▶ Task to carry out
Reproduce the full listing that appears beneath this instruction exactly.

▶ Items
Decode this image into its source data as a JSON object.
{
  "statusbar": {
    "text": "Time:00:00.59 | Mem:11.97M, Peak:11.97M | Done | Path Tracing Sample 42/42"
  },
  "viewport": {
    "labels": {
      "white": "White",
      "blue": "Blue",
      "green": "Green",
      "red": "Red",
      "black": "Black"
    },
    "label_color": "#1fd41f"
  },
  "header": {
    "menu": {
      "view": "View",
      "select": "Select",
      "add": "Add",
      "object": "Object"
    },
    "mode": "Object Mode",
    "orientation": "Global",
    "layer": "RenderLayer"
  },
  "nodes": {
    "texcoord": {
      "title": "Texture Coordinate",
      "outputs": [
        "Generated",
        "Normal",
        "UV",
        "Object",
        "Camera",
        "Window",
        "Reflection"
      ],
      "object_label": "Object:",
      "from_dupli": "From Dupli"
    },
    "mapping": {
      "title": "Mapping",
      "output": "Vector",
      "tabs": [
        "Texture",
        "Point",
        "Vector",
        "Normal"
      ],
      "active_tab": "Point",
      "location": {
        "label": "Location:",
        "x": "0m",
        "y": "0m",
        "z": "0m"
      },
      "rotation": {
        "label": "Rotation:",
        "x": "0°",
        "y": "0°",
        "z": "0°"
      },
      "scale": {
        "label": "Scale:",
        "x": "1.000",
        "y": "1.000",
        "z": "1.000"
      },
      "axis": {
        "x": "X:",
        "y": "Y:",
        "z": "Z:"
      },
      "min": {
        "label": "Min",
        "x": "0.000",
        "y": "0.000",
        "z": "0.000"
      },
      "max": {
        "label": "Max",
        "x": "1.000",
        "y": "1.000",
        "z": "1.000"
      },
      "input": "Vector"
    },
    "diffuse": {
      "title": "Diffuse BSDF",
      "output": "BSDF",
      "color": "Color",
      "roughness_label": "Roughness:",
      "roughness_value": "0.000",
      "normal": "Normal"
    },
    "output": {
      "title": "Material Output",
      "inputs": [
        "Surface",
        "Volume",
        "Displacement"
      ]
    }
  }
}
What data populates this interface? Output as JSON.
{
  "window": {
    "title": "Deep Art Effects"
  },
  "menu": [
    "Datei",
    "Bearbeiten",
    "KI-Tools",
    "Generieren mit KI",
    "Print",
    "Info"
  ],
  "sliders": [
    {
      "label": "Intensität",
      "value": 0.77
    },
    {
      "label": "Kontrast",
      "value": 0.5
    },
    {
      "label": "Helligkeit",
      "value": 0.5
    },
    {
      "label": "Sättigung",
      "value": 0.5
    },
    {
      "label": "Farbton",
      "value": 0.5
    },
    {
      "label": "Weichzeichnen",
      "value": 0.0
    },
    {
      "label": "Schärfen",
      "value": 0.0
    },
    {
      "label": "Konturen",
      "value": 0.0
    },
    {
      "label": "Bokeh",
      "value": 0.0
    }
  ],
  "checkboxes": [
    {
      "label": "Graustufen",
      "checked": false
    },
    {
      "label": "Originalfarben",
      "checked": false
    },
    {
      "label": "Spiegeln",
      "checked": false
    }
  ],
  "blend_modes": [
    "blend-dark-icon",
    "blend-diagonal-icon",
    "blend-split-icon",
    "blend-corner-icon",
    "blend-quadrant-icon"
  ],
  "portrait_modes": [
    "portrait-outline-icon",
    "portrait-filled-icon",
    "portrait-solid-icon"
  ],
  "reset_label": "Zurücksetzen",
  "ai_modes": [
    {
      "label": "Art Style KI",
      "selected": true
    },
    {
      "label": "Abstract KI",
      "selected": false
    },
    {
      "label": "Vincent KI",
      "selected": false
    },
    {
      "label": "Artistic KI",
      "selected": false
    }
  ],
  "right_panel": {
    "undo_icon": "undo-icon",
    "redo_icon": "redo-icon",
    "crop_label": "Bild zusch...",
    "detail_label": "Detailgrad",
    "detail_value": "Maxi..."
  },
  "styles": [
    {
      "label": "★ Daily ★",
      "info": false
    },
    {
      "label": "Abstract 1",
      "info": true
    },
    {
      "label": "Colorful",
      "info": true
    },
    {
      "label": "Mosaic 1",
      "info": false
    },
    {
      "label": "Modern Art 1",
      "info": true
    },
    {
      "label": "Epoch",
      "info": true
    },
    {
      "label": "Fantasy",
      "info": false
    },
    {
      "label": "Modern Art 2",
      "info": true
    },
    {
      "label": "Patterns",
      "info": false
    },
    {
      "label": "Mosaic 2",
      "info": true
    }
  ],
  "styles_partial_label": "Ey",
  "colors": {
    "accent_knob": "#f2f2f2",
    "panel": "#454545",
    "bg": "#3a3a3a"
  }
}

▶ Written answer
Decode this image into its source data as a JSON object.
{
  "statusbar": {
    "text": "Time:00:00.59 | Mem:11.97M, Peak:11.97M | Done | Path Tracing Sample 42/42"
  },
  "viewport": {
    "labels": {
      "white": "White",
      "blue": "Blue",
      "green": "Green",
      "red": "Red",
      "black": "Black"
    },
    "label_color": "#1fd41f"
  },
  "header": {
    "menu": {
      "view": "View",
      "select": "Select",
      "add": "Add",
      "object": "Object"
    },
    "mode": "Object Mode",
    "orientation": "Global",
    "layer": "RenderLayer"
  },
  "nodes": {
    "texcoord": {
      "title": "Texture Coordinate",
      "outputs": [
        "Generated",
        "Normal",
        "UV",
        "Object",
        "Camera",
        "Window",
        "Reflection"
      ],
      "object_label": "Object:",
      "from_dupli": "From Dupli"
    },
    "mapping": {
      "title": "Mapping",
      "output": "Vector",
      "tabs": [
        "Texture",
        "Point",
        "Vector",
        "Normal"
      ],
      "active_tab": "Point",
      "location": {
        "label": "Location:",
        "x": "0m",
        "y": "0m",
        "z": "0m"
      },
      "rotation": {
        "label": "Rotation:",
        "x": "0°",
        "y": "0°",
        "z": "0°"
      },
      "scale": {
        "label": "Scale:",
        "x": "1.000",
        "y": "1.000",
        "z": "1.000"
      },
      "axis": {
        "x": "X:",
        "y": "Y:",
        "z": "Z:"
      },
      "min": {
        "label": "Min",
        "x": "0.000",
        "y": "0.000",
        "z": "0.000"
      },
      "max": {
        "label": "Max",
        "x": "1.000",
        "y": "1.000",
        "z": "1.000"
      },
      "input": "Vector"
    },
    "diffuse": {
      "title": "Diffuse BSDF",
      "output": "BSDF",
      "color": "Color",
      "roughness_label": "Roughness:",
      "roughness_value": "0.000",
      "normal": "Normal"
    },
    "output": {
      "title": "Material Output",
      "inputs": [
        "Surface",
        "Volume",
        "Displacement"
      ]
    }
  }
}
What data populates this interface? Output as JSON.
{
  "window": {
    "title": "Deep Art Effects"
  },
  "menu": [
    "Datei",
    "Bearbeiten",
    "KI-Tools",
    "Generieren mit KI",
    "Print",
    "Info"
  ],
  "sliders": [
    {
      "label": "Intensität",
      "value": 0.77
    },
    {
      "label": "Kontrast",
      "value": 0.5
    },
    {
      "label": "Helligkeit",
      "value": 0.5
    },
    {
      "label": "Sättigung",
      "value": 0.5
    },
    {
      "label": "Farbton",
      "value": 0.5
    },
    {
      "label": "Weichzeichnen",
      "value": 0.0
    },
    {
      "label": "Schärfen",
      "value": 0.0
    },
    {
      "label": "Konturen",
      "value": 0.0
    },
    {
      "label": "Bokeh",
      "value": 0.0
    }
  ],
  "checkboxes": [
    {
      "label": "Graustufen",
      "checked": false
    },
    {
      "label": "Originalfarben",
      "checked": false
    },
    {
      "label": "Spiegeln",
      "checked": false
    }
  ],
  "blend_modes": [
    "blend-dark-icon",
    "blend-diagonal-icon",
    "blend-split-icon",
    "blend-corner-icon",
    "blend-quadrant-icon"
  ],
  "portrait_modes": [
    "portrait-outline-icon",
    "portrait-filled-icon",
    "portrait-solid-icon"
  ],
  "reset_label": "Zurücksetzen",
  "ai_modes": [
    {
      "label": "Art Style KI",
      "selected": true
    },
    {
      "label": "Abstract KI",
      "selected": false
    },
    {
      "label": "Vincent KI",
      "selected": false
    },
    {
      "label": "Artistic KI",
      "selected": false
    }
  ],
  "right_panel": {
    "undo_icon": "undo-icon",
    "redo_icon": "redo-icon",
    "crop_label": "Bild zusch...",
    "detail_label": "Detailgrad",
    "detail_value": "Maxi..."
  },
  "styles": [
    {
      "label": "★ Daily ★",
      "info": false
    },
    {
      "label": "Abstract 1",
      "info": true
    },
    {
      "label": "Colorful",
      "info": true
    },
    {
      "label": "Mosaic 1",
      "info": false
    },
    {
      "label": "Modern Art 1",
      "info": true
    },
    {
      "label": "Epoch",
      "info": true
    },
    {
      "label": "Fantasy",
      "info": false
    },
    {
      "label": "Modern Art 2",
      "info": true
    },
    {
      "label": "Patterns",
      "info": false
    },
    {
      "label": "Mosaic 2",
      "info": true
    }
  ],
  "styles_partial_label": "Ey",
  "colors": {
    "accent_knob": "#f2f2f2",
    "panel": "#454545",
    "bg": "#3a3a3a"
  }
}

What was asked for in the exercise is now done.